▽

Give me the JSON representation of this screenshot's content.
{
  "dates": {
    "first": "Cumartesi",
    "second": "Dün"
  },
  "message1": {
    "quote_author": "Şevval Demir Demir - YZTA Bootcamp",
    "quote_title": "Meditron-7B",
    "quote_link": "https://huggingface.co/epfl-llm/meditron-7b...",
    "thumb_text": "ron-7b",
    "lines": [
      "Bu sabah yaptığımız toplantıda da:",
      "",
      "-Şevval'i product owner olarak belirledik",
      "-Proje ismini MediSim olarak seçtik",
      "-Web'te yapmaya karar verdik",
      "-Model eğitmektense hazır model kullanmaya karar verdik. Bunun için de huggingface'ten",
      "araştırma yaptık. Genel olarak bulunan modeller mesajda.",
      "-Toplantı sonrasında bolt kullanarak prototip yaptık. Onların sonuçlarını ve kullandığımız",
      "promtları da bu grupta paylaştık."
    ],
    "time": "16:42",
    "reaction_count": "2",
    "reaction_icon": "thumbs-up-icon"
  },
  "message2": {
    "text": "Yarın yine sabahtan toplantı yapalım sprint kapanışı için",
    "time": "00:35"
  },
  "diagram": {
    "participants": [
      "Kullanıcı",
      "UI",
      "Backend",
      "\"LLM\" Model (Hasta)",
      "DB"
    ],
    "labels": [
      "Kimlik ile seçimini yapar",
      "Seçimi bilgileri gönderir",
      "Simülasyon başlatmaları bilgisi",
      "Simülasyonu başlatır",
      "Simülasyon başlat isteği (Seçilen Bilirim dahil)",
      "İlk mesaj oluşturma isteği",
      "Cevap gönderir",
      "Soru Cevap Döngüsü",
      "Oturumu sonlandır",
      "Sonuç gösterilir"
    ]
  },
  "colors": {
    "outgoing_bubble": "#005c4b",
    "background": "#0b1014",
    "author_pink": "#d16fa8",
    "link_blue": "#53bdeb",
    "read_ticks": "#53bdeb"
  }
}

△
▽

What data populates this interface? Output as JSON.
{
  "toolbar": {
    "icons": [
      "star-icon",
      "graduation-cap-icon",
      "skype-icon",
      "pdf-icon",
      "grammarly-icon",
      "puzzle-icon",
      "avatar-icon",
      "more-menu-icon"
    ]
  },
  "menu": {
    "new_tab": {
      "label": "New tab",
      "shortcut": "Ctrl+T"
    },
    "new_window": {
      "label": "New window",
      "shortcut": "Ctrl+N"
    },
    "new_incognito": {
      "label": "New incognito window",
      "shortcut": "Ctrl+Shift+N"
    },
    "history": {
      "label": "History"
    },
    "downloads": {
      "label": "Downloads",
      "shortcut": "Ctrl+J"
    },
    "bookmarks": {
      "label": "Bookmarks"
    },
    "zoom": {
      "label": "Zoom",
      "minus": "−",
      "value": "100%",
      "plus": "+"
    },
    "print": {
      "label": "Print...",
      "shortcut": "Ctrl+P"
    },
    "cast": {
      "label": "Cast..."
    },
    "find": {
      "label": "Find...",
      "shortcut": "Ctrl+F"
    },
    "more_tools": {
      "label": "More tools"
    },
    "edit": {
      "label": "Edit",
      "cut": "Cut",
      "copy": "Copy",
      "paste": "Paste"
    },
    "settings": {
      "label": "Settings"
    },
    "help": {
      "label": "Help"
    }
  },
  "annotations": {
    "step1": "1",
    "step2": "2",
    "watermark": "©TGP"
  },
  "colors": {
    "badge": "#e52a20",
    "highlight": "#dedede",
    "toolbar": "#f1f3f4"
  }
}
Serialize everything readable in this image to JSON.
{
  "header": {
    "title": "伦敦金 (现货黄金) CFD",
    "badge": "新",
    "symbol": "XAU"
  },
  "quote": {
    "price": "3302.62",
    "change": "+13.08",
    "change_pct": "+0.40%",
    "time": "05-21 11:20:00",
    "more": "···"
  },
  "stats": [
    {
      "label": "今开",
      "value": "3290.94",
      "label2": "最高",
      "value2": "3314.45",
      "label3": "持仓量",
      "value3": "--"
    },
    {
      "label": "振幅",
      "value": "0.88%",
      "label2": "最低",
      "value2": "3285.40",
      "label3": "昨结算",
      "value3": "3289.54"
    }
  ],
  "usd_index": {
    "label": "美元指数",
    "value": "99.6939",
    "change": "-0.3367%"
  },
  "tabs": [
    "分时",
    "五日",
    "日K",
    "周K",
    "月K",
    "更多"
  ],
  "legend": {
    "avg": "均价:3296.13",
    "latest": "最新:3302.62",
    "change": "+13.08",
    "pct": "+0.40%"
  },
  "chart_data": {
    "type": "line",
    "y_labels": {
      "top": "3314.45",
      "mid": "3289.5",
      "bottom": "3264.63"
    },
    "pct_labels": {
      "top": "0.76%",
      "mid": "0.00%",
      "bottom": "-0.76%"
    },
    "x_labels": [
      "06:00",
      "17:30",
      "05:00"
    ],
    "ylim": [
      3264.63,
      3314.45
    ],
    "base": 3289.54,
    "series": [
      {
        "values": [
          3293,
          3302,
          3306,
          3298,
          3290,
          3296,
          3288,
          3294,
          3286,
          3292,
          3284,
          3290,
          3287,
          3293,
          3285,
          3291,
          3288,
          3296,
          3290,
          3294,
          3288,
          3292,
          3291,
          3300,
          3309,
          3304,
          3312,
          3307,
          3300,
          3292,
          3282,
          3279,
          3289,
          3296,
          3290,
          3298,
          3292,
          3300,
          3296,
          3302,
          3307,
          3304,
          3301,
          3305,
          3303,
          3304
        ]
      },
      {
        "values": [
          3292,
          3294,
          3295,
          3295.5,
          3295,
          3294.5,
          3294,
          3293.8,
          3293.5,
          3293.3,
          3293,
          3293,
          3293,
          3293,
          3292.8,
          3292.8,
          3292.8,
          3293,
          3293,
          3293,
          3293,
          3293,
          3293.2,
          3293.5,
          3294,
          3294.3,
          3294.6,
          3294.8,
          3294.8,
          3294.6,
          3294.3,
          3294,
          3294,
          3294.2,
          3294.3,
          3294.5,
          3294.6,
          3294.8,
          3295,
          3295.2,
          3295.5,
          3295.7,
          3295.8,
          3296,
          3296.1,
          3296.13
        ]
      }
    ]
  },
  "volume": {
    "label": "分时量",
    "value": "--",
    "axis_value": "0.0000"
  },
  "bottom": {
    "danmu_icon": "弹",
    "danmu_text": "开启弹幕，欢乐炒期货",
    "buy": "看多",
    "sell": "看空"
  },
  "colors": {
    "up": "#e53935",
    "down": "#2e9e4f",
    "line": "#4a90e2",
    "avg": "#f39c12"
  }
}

△
▽

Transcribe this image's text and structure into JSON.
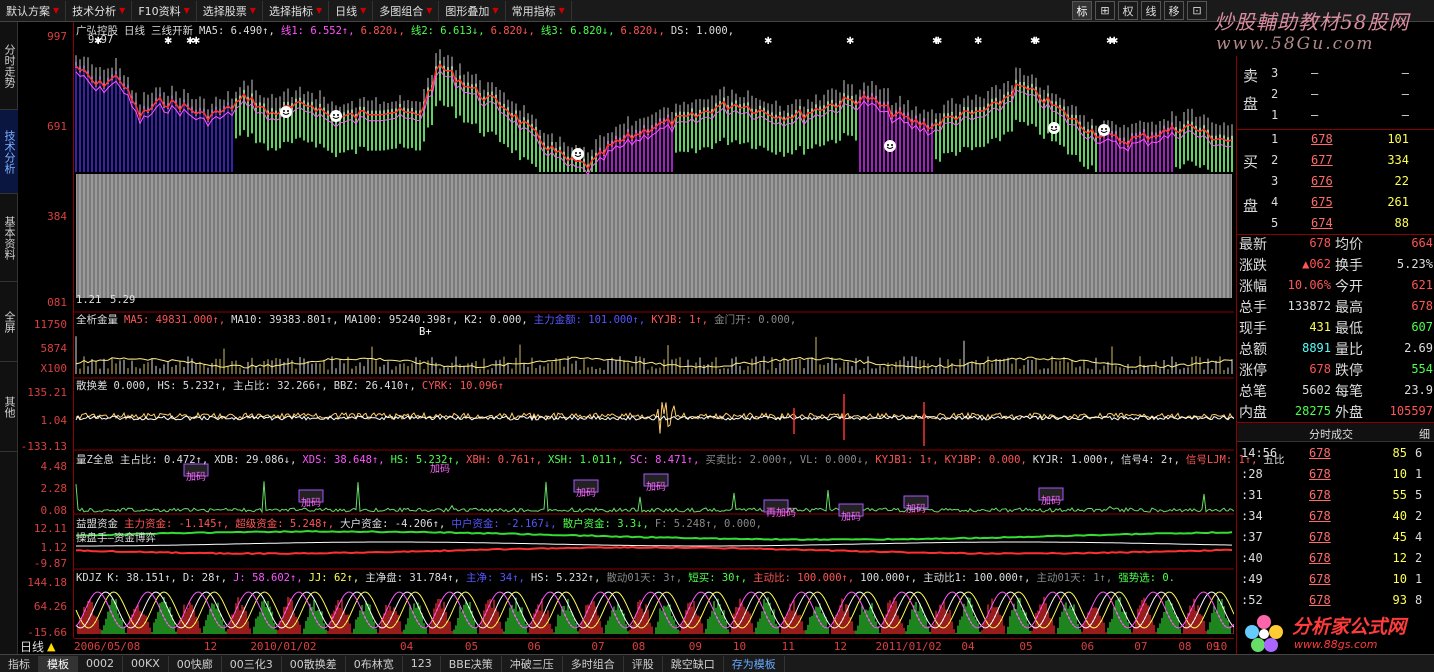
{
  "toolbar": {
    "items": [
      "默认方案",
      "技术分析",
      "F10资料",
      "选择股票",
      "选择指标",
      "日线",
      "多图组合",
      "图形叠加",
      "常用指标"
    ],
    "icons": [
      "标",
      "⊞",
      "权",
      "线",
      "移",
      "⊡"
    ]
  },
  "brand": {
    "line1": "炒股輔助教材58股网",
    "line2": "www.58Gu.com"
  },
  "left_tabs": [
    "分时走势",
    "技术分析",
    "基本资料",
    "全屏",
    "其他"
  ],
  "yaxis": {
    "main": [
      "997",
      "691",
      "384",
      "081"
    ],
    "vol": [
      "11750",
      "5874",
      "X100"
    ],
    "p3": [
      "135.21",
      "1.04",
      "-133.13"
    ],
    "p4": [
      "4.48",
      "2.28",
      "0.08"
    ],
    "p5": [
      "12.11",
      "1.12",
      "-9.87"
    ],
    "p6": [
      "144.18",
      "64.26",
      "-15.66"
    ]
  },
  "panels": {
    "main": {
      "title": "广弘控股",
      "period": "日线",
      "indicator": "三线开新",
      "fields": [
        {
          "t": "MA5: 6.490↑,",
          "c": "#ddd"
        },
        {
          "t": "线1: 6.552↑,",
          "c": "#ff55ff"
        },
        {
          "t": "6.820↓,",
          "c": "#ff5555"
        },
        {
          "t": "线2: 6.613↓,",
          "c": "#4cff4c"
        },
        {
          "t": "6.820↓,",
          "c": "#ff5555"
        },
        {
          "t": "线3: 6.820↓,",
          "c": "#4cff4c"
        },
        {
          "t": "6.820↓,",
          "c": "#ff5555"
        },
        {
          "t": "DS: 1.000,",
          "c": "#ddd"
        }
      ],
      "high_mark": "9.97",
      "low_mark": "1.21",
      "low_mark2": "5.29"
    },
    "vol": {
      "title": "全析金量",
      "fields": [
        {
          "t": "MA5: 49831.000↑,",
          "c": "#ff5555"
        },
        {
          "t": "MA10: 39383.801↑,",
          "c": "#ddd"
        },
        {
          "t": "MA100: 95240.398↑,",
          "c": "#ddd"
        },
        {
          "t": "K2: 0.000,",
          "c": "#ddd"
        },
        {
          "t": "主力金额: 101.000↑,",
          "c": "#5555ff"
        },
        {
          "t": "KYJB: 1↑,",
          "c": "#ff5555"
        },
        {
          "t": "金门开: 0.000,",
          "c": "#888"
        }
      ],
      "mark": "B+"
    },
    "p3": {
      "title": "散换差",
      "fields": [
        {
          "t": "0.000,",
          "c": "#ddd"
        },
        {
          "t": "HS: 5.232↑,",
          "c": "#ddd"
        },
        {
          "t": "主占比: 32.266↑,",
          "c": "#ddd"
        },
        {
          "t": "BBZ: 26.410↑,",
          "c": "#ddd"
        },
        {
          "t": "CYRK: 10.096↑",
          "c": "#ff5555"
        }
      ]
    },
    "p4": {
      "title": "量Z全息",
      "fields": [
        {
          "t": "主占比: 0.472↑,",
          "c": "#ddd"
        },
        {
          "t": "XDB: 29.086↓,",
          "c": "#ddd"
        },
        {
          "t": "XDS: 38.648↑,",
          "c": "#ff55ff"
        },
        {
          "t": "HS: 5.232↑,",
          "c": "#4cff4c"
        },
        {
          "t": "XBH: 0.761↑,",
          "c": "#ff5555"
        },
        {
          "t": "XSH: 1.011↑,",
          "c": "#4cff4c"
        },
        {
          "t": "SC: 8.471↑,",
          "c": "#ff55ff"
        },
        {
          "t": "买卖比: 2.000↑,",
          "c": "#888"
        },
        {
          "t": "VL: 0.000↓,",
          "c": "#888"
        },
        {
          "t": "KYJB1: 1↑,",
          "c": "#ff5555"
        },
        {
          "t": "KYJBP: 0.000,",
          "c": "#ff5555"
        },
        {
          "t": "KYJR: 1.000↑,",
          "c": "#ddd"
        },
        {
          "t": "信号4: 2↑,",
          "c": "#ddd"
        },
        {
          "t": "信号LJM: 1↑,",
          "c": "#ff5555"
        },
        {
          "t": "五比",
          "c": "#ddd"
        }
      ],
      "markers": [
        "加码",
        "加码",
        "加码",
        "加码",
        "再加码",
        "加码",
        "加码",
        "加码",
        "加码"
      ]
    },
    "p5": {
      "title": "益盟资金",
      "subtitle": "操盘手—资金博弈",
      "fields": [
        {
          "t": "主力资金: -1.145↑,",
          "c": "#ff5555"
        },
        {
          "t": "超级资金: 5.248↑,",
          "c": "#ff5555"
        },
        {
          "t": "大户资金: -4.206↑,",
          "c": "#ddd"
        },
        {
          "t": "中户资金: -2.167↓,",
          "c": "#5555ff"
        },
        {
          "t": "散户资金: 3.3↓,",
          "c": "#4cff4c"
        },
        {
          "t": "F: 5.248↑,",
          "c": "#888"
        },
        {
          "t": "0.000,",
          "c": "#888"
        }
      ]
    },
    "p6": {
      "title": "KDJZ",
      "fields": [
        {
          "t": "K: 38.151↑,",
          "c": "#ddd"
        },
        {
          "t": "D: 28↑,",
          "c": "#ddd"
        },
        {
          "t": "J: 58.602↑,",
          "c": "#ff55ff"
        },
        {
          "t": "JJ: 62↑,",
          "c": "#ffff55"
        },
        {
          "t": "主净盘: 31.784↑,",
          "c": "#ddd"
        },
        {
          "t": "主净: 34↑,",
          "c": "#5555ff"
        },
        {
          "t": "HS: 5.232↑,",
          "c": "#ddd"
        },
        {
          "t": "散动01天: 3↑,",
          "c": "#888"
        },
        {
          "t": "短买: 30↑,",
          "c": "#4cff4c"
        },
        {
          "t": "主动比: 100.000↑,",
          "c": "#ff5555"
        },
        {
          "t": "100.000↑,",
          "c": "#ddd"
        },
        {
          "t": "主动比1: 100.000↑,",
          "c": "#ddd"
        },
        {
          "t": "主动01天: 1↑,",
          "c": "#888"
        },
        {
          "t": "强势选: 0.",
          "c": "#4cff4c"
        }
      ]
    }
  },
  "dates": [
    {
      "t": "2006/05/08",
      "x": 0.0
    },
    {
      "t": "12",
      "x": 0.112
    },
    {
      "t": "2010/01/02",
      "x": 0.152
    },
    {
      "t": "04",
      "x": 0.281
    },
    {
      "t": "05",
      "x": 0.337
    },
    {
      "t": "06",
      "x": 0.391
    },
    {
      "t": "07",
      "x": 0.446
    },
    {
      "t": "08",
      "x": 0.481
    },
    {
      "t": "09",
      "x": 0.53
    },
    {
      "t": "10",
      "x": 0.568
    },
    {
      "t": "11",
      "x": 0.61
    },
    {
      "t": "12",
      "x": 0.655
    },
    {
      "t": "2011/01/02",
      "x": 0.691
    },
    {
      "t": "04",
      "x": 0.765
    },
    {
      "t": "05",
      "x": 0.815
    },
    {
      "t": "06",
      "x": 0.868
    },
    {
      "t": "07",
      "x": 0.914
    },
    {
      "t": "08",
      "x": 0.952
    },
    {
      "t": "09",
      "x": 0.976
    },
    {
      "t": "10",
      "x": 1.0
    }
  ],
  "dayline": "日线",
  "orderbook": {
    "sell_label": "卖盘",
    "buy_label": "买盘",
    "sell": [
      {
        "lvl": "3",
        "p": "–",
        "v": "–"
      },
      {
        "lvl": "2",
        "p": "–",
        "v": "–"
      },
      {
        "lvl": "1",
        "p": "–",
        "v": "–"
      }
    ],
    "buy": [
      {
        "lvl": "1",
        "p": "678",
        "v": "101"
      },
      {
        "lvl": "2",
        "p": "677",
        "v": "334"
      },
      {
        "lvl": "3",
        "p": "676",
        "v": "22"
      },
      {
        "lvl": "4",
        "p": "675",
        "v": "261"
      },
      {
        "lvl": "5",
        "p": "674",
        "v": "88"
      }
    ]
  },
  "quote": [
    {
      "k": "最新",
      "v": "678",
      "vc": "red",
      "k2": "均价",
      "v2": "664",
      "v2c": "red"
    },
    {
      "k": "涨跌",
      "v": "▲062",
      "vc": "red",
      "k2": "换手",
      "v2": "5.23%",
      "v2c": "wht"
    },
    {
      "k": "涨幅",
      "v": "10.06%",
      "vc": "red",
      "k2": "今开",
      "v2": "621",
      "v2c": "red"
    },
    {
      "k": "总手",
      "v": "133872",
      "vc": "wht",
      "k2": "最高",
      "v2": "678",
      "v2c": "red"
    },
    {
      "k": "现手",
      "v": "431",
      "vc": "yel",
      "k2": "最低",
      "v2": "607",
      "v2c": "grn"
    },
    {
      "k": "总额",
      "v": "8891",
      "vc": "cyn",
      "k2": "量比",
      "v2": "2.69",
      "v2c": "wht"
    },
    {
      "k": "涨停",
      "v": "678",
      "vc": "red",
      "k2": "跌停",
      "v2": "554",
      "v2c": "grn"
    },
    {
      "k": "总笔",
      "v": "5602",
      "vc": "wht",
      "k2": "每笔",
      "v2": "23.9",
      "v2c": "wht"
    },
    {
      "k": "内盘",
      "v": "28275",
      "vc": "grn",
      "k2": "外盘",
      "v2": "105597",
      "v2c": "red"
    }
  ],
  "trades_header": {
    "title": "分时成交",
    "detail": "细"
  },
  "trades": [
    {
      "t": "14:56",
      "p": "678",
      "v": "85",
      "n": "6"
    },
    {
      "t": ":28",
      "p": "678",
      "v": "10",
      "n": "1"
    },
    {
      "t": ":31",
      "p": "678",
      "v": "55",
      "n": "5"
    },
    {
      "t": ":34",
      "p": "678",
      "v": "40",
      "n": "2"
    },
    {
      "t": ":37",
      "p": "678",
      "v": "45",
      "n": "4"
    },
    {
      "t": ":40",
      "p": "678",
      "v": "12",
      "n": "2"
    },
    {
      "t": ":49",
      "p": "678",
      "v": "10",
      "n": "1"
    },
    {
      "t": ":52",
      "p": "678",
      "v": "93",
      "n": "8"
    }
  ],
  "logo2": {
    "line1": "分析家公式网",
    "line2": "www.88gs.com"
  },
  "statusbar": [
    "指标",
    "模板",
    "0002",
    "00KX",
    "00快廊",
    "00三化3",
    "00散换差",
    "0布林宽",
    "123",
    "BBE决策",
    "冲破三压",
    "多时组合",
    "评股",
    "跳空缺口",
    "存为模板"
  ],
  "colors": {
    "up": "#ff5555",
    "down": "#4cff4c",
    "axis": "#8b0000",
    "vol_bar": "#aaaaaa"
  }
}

△

## What you have to do
Out of the records, collect only those lines that contain the string "olarak".

## Finished task
      "-Şevval'i product owner olarak belirledik",
      "-Proje ismini MediSim olarak seçtik",
      "araştırma yaptık. Genel olarak bulunan modeller mesajda.",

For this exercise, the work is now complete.